→ **TASK GOAL**
Edit the entries below by replacing "multi-direction camera" with "multidirectional camera" and leaving everything else unchanged. Omit the pictures from your output.
__________
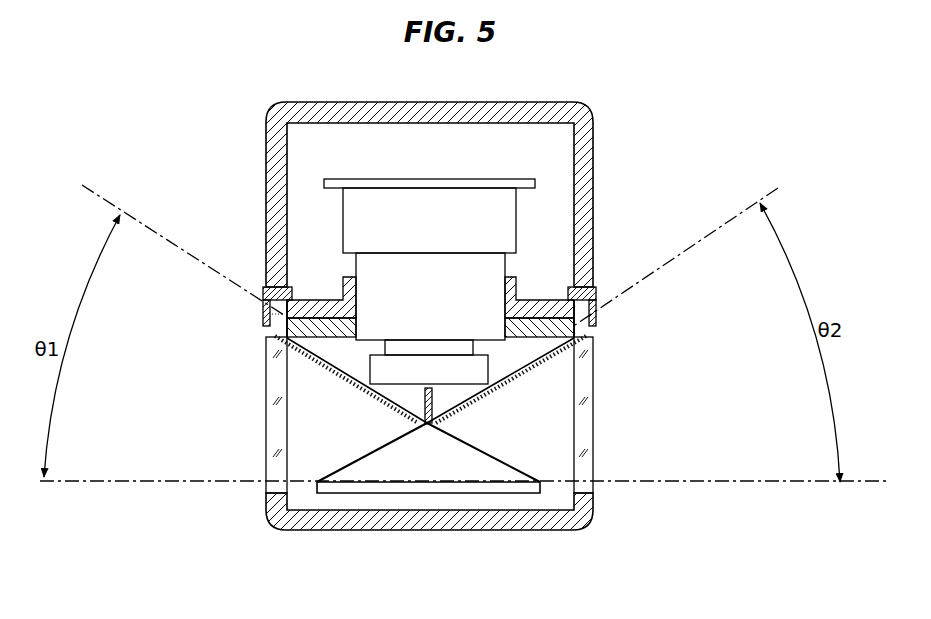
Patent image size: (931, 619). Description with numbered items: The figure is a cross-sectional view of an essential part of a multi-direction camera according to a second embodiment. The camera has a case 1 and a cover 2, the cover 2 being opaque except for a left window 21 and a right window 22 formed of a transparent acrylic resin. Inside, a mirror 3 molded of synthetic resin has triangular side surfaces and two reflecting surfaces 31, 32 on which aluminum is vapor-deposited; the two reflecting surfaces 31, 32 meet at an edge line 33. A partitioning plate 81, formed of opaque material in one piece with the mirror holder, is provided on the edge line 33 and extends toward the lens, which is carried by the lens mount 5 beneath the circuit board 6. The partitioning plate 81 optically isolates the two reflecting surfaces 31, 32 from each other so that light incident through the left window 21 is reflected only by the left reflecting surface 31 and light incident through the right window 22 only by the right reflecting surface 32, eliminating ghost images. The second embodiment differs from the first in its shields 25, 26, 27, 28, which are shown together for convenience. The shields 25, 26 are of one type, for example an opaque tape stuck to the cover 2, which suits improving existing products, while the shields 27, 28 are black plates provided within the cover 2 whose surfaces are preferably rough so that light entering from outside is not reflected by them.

The case 1 is at (322, 98).
The cover 2 is at (320, 534).
The mirror 3 is at (428, 498).
The lens mount 5 is at (497, 205).
The circuit board 6 is at (381, 179).
The left window 21 is at (268, 446).
The right window 22 is at (587, 424).
The shield 25 is at (263, 312).
The shield 26 is at (598, 320).
The shield 27 is at (280, 347).
The shield 28 is at (540, 330).
The left reflecting surface 31 is at (345, 467).
The right reflecting surface 32 is at (513, 467).
The edge line 33 is at (428, 432).
The partitioning plate 81 is at (433, 400).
__________
→ **EXERCISE RESPONSE**
Patent image size: (931, 619). Description with numbered items: The figure is a cross-sectional view of an essential part of a multidirectional camera according to a second embodiment. The camera has a case 1 and a cover 2, the cover 2 being opaque except for a left window 21 and a right window 22 formed of a transparent acrylic resin. Inside, a mirror 3 molded of synthetic resin has triangular side surfaces and two reflecting surfaces 31, 32 on which aluminum is vapor-deposited; the two reflecting surfaces 31, 32 meet at an edge line 33. A partitioning plate 81, formed of opaque material in one piece with the mirror holder, is provided on the edge line 33 and extends toward the lens, which is carried by the lens mount 5 beneath the circuit board 6. The partitioning plate 81 optically isolates the two reflecting surfaces 31, 32 from each other so that light incident through the left window 21 is reflected only by the left reflecting surface 31 and light incident through the right window 22 only by the right reflecting surface 32, eliminating ghost images. The second embodiment differs from the first in its shields 25, 26, 27, 28, which are shown together for convenience. The shields 25, 26 are of one type, for example an opaque tape stuck to the cover 2, which suits improving existing products, while the shields 27, 28 are black plates provided within the cover 2 whose surfaces are preferably rough so that light entering from outside is not reflected by them.

The case 1 is at (322, 98).
The cover 2 is at (320, 534).
The mirror 3 is at (428, 498).
The lens mount 5 is at (497, 205).
The circuit board 6 is at (381, 179).
The left window 21 is at (268, 446).
The right window 22 is at (587, 424).
The shield 25 is at (263, 312).
The shield 26 is at (598, 320).
The shield 27 is at (280, 347).
The shield 28 is at (540, 330).
The left reflecting surface 31 is at (345, 467).
The right reflecting surface 32 is at (513, 467).
The edge line 33 is at (428, 432).
The partitioning plate 81 is at (433, 400).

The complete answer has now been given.